### What to do:
Entries follow. Set all of them down as they stand.

— start of Exercise data —

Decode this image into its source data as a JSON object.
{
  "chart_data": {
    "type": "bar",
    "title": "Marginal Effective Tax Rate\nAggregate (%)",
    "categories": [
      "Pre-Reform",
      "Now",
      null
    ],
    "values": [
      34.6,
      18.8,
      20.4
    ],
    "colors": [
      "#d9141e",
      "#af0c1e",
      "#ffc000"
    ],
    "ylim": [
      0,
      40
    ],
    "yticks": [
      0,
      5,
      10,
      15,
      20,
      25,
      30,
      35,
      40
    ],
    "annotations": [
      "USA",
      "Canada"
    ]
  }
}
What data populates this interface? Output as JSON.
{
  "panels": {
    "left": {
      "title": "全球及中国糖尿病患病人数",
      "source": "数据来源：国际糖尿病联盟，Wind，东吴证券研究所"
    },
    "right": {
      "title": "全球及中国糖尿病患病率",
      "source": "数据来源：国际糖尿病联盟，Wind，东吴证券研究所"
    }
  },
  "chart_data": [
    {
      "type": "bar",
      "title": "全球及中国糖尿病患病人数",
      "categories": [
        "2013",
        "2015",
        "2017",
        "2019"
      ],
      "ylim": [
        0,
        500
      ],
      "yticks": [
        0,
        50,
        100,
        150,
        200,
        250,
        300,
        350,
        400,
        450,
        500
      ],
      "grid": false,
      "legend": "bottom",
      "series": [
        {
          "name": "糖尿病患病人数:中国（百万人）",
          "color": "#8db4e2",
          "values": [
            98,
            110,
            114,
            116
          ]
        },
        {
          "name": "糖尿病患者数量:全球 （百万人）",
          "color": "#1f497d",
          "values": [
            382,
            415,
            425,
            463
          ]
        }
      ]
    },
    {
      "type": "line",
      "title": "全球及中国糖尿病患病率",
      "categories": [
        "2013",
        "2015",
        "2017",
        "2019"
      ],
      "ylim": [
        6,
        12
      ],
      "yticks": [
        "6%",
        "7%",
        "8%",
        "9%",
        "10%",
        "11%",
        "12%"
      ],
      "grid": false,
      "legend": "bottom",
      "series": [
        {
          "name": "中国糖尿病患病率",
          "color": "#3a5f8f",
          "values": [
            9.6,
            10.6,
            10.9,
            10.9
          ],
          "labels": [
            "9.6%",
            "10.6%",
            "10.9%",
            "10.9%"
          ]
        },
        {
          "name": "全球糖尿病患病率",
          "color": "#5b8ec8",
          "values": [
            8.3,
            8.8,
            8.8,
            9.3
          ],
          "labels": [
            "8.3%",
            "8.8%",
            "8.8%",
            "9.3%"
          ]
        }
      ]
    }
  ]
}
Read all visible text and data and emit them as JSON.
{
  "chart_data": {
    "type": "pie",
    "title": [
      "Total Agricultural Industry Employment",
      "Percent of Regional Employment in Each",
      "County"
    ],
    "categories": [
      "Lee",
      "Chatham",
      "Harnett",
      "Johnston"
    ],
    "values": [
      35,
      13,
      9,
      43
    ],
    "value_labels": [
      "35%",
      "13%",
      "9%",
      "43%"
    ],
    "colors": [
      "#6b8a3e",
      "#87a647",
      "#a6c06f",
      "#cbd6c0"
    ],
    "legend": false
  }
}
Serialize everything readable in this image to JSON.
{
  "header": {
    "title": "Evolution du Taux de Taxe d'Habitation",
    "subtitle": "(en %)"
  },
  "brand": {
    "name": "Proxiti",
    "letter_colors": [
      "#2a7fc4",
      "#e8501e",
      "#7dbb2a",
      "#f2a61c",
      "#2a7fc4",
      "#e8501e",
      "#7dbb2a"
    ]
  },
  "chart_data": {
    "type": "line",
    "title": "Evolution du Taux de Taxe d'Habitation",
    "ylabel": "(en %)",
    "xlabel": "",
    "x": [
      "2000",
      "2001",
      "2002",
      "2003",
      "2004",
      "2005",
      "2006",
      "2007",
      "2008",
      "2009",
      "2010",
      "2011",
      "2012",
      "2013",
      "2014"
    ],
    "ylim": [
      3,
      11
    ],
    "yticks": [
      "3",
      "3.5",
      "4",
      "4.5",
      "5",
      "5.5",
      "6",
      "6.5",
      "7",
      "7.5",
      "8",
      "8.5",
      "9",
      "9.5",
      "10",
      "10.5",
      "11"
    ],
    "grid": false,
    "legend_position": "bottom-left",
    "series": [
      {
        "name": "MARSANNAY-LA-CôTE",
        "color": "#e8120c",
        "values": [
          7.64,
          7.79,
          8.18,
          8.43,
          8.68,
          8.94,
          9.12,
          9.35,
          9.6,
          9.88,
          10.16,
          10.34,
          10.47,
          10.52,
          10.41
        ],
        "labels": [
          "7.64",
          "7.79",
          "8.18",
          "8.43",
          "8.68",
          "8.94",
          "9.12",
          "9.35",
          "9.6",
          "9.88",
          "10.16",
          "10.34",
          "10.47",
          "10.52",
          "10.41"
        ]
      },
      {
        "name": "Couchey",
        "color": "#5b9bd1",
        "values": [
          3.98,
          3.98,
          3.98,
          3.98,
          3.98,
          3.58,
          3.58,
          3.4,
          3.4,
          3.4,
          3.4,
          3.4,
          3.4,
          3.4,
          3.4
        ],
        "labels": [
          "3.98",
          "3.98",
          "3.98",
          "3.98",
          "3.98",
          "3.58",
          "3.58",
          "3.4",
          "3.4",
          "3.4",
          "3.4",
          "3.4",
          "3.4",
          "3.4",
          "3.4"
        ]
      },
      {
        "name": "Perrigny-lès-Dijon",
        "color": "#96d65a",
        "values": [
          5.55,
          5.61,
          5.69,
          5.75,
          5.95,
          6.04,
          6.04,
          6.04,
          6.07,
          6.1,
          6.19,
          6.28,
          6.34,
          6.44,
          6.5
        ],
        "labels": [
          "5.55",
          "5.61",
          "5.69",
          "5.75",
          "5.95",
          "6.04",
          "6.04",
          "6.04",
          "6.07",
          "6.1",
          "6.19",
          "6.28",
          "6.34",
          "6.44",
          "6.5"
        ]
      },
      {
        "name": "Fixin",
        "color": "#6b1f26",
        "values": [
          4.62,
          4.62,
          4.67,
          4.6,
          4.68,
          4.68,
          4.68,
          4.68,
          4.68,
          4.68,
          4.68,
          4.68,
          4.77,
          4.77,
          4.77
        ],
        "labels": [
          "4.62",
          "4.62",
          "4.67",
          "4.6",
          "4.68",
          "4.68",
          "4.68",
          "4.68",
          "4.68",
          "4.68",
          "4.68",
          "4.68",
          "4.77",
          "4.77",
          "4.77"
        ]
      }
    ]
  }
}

— end of Exercise data —

### Task response:
Decode this image into its source data as a JSON object.
{
  "chart_data": {
    "type": "bar",
    "title": "Marginal Effective Tax Rate\nAggregate (%)",
    "categories": [
      "Pre-Reform",
      "Now",
      null
    ],
    "values": [
      34.6,
      18.8,
      20.4
    ],
    "colors": [
      "#d9141e",
      "#af0c1e",
      "#ffc000"
    ],
    "ylim": [
      0,
      40
    ],
    "yticks": [
      0,
      5,
      10,
      15,
      20,
      25,
      30,
      35,
      40
    ],
    "annotations": [
      "USA",
      "Canada"
    ]
  }
}
What data populates this interface? Output as JSON.
{
  "panels": {
    "left": {
      "title": "全球及中国糖尿病患病人数",
      "source": "数据来源：国际糖尿病联盟，Wind，东吴证券研究所"
    },
    "right": {
      "title": "全球及中国糖尿病患病率",
      "source": "数据来源：国际糖尿病联盟，Wind，东吴证券研究所"
    }
  },
  "chart_data": [
    {
      "type": "bar",
      "title": "全球及中国糖尿病患病人数",
      "categories": [
        "2013",
        "2015",
        "2017",
        "2019"
      ],
      "ylim": [
        0,
        500
      ],
      "yticks": [
        0,
        50,
        100,
        150,
        200,
        250,
        300,
        350,
        400,
        450,
        500
      ],
      "grid": false,
      "legend": "bottom",
      "series": [
        {
          "name": "糖尿病患病人数:中国（百万人）",
          "color": "#8db4e2",
          "values": [
            98,
            110,
            114,
            116
          ]
        },
        {
          "name": "糖尿病患者数量:全球 （百万人）",
          "color": "#1f497d",
          "values": [
            382,
            415,
            425,
            463
          ]
        }
      ]
    },
    {
      "type": "line",
      "title": "全球及中国糖尿病患病率",
      "categories": [
        "2013",
        "2015",
        "2017",
        "2019"
      ],
      "ylim": [
        6,
        12
      ],
      "yticks": [
        "6%",
        "7%",
        "8%",
        "9%",
        "10%",
        "11%",
        "12%"
      ],
      "grid": false,
      "legend": "bottom",
      "series": [
        {
          "name": "中国糖尿病患病率",
          "color": "#3a5f8f",
          "values": [
            9.6,
            10.6,
            10.9,
            10.9
          ],
          "labels": [
            "9.6%",
            "10.6%",
            "10.9%",
            "10.9%"
          ]
        },
        {
          "name": "全球糖尿病患病率",
          "color": "#5b8ec8",
          "values": [
            8.3,
            8.8,
            8.8,
            9.3
          ],
          "labels": [
            "8.3%",
            "8.8%",
            "8.8%",
            "9.3%"
          ]
        }
      ]
    }
  ]
}
Read all visible text and data and emit them as JSON.
{
  "chart_data": {
    "type": "pie",
    "title": [
      "Total Agricultural Industry Employment",
      "Percent of Regional Employment in Each",
      "County"
    ],
    "categories": [
      "Lee",
      "Chatham",
      "Harnett",
      "Johnston"
    ],
    "values": [
      35,
      13,
      9,
      43
    ],
    "value_labels": [
      "35%",
      "13%",
      "9%",
      "43%"
    ],
    "colors": [
      "#6b8a3e",
      "#87a647",
      "#a6c06f",
      "#cbd6c0"
    ],
    "legend": false
  }
}
Serialize everything readable in this image to JSON.
{
  "header": {
    "title": "Evolution du Taux de Taxe d'Habitation",
    "subtitle": "(en %)"
  },
  "brand": {
    "name": "Proxiti",
    "letter_colors": [
      "#2a7fc4",
      "#e8501e",
      "#7dbb2a",
      "#f2a61c",
      "#2a7fc4",
      "#e8501e",
      "#7dbb2a"
    ]
  },
  "chart_data": {
    "type": "line",
    "title": "Evolution du Taux de Taxe d'Habitation",
    "ylabel": "(en %)",
    "xlabel": "",
    "x": [
      "2000",
      "2001",
      "2002",
      "2003",
      "2004",
      "2005",
      "2006",
      "2007",
      "2008",
      "2009",
      "2010",
      "2011",
      "2012",
      "2013",
      "2014"
    ],
    "ylim": [
      3,
      11
    ],
    "yticks": [
      "3",
      "3.5",
      "4",
      "4.5",
      "5",
      "5.5",
      "6",
      "6.5",
      "7",
      "7.5",
      "8",
      "8.5",
      "9",
      "9.5",
      "10",
      "10.5",
      "11"
    ],
    "grid": false,
    "legend_position": "bottom-left",
    "series": [
      {
        "name": "MARSANNAY-LA-CôTE",
        "color": "#e8120c",
        "values": [
          7.64,
          7.79,
          8.18,
          8.43,
          8.68,
          8.94,
          9.12,
          9.35,
          9.6,
          9.88,
          10.16,
          10.34,
          10.47,
          10.52,
          10.41
        ],
        "labels": [
          "7.64",
          "7.79",
          "8.18",
          "8.43",
          "8.68",
          "8.94",
          "9.12",
          "9.35",
          "9.6",
          "9.88",
          "10.16",
          "10.34",
          "10.47",
          "10.52",
          "10.41"
        ]
      },
      {
        "name": "Couchey",
        "color": "#5b9bd1",
        "values": [
          3.98,
          3.98,
          3.98,
          3.98,
          3.98,
          3.58,
          3.58,
          3.4,
          3.4,
          3.4,
          3.4,
          3.4,
          3.4,
          3.4,
          3.4
        ],
        "labels": [
          "3.98",
          "3.98",
          "3.98",
          "3.98",
          "3.98",
          "3.58",
          "3.58",
          "3.4",
          "3.4",
          "3.4",
          "3.4",
          "3.4",
          "3.4",
          "3.4",
          "3.4"
        ]
      },
      {
        "name": "Perrigny-lès-Dijon",
        "color": "#96d65a",
        "values": [
          5.55,
          5.61,
          5.69,
          5.75,
          5.95,
          6.04,
          6.04,
          6.04,
          6.07,
          6.1,
          6.19,
          6.28,
          6.34,
          6.44,
          6.5
        ],
        "labels": [
          "5.55",
          "5.61",
          "5.69",
          "5.75",
          "5.95",
          "6.04",
          "6.04",
          "6.04",
          "6.07",
          "6.1",
          "6.19",
          "6.28",
          "6.34",
          "6.44",
          "6.5"
        ]
      },
      {
        "name": "Fixin",
        "color": "#6b1f26",
        "values": [
          4.62,
          4.62,
          4.67,
          4.6,
          4.68,
          4.68,
          4.68,
          4.68,
          4.68,
          4.68,
          4.68,
          4.68,
          4.77,
          4.77,
          4.77
        ],
        "labels": [
          "4.62",
          "4.62",
          "4.67",
          "4.6",
          "4.68",
          "4.68",
          "4.68",
          "4.68",
          "4.68",
          "4.68",
          "4.68",
          "4.68",
          "4.77",
          "4.77",
          "4.77"
        ]
      }
    ]
  }
}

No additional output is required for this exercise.